# WHAT IS EXPECTED:
Copy the records verbatim, from their first line through the line containing "zener diode D1 [371, 803, 374, 909]", including both of those lines.

>> begin ENTRIES SHOWN

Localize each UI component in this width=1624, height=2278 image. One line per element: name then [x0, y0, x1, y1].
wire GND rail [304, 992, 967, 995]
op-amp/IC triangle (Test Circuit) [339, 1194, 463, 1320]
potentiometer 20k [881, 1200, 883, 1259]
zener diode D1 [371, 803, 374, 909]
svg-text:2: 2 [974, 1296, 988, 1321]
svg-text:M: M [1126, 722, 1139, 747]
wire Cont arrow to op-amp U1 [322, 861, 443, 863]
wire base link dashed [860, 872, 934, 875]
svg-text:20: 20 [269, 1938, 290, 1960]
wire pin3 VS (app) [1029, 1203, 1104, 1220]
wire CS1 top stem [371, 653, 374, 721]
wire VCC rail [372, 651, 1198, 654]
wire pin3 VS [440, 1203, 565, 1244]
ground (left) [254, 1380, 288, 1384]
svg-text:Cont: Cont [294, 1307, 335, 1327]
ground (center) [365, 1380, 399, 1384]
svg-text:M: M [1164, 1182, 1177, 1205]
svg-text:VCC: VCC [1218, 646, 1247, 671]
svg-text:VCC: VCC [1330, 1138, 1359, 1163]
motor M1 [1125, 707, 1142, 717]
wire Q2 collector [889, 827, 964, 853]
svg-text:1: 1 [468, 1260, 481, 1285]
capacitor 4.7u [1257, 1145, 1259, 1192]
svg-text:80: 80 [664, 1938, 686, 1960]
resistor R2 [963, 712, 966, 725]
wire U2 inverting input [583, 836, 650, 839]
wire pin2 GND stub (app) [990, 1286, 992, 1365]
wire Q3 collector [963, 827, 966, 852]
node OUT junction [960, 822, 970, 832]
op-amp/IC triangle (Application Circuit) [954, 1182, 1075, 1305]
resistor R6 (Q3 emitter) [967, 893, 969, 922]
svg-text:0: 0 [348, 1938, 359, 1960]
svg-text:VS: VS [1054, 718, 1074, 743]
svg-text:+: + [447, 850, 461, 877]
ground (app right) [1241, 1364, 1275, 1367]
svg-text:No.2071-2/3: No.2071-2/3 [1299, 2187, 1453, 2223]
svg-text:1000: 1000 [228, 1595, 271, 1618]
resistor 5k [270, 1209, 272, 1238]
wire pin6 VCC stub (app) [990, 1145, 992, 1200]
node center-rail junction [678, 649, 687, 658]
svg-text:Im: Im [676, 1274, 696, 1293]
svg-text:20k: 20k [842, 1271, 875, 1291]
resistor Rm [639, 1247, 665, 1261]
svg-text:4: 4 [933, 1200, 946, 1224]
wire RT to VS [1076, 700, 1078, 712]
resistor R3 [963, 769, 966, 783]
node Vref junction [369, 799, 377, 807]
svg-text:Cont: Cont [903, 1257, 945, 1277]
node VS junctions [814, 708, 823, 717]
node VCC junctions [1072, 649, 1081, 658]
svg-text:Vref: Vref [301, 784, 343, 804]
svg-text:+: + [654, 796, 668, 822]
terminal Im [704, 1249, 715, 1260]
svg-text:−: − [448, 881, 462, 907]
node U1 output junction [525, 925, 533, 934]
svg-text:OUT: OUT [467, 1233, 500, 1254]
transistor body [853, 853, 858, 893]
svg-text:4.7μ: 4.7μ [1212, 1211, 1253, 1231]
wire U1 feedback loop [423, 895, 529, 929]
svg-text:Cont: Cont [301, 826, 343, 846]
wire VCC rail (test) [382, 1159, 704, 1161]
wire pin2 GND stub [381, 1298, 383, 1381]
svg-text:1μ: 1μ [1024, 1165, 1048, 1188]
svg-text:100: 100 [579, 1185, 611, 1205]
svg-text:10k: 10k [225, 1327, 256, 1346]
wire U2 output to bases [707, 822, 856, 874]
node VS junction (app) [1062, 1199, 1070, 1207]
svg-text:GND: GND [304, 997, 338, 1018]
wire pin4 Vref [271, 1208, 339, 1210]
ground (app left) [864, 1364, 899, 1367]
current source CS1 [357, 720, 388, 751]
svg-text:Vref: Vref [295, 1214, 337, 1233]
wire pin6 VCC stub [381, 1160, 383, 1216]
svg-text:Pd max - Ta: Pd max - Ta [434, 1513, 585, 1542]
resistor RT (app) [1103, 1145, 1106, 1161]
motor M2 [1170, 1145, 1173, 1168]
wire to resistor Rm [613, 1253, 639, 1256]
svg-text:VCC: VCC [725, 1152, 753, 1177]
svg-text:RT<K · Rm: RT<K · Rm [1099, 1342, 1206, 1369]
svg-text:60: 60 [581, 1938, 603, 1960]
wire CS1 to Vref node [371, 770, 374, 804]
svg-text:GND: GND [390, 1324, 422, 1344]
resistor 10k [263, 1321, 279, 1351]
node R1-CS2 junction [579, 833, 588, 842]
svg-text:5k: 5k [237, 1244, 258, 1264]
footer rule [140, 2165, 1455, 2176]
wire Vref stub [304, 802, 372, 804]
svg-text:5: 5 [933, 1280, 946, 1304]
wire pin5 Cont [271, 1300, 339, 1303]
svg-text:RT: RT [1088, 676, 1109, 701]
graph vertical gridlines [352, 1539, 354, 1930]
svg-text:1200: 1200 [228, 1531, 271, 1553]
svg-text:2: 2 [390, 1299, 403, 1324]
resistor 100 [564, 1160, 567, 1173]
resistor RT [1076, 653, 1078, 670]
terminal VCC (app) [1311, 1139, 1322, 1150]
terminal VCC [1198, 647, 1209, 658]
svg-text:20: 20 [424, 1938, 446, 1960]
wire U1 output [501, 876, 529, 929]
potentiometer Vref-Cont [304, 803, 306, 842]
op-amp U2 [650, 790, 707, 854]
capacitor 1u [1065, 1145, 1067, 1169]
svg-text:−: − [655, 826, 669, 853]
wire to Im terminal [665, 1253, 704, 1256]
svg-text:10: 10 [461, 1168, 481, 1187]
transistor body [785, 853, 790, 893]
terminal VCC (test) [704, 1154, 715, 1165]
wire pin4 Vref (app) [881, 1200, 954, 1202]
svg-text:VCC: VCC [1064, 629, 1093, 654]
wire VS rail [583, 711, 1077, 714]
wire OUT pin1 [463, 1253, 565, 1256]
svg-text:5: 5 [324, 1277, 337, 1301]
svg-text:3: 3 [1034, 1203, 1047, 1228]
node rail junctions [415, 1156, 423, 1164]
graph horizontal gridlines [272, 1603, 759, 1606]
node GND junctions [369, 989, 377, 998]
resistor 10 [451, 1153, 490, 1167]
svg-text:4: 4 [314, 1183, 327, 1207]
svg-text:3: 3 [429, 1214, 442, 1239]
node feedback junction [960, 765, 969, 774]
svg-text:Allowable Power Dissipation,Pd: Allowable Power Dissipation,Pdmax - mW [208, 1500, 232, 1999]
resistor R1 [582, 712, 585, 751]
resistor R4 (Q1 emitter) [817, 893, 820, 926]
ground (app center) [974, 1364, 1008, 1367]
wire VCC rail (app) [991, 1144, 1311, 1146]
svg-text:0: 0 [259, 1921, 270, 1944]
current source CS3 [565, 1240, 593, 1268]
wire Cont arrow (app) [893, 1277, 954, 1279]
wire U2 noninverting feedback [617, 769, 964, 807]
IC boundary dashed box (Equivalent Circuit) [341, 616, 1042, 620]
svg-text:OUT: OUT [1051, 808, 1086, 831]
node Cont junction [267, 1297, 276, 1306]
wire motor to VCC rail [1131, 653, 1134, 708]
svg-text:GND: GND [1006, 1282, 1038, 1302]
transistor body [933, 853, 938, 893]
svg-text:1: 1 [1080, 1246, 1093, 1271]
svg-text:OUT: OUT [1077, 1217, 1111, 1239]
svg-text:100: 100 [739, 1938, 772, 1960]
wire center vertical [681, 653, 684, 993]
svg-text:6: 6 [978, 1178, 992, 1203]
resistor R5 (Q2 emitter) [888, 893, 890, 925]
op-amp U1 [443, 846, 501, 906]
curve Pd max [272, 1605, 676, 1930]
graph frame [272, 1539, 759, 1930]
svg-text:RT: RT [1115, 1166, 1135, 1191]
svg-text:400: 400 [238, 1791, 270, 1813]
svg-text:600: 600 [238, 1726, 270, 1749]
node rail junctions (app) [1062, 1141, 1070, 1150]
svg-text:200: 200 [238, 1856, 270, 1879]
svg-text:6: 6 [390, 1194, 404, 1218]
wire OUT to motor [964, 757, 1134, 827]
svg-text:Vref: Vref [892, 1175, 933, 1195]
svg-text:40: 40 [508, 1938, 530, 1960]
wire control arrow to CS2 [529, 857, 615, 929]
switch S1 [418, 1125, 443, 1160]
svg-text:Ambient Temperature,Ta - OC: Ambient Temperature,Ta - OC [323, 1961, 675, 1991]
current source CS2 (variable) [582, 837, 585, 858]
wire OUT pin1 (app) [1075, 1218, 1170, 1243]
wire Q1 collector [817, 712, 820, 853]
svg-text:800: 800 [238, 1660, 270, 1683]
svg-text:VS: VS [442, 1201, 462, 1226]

>> end ENTRIES SHOWN

# REPLY:
Localize each UI component in this width=1624, height=2278 image. One line per element: name then [x0, y0, x1, y1].
wire GND rail [304, 992, 967, 995]
op-amp/IC triangle (Test Circuit) [339, 1194, 463, 1320]
potentiometer 20k [881, 1200, 883, 1259]
zener diode D1 [371, 803, 374, 909]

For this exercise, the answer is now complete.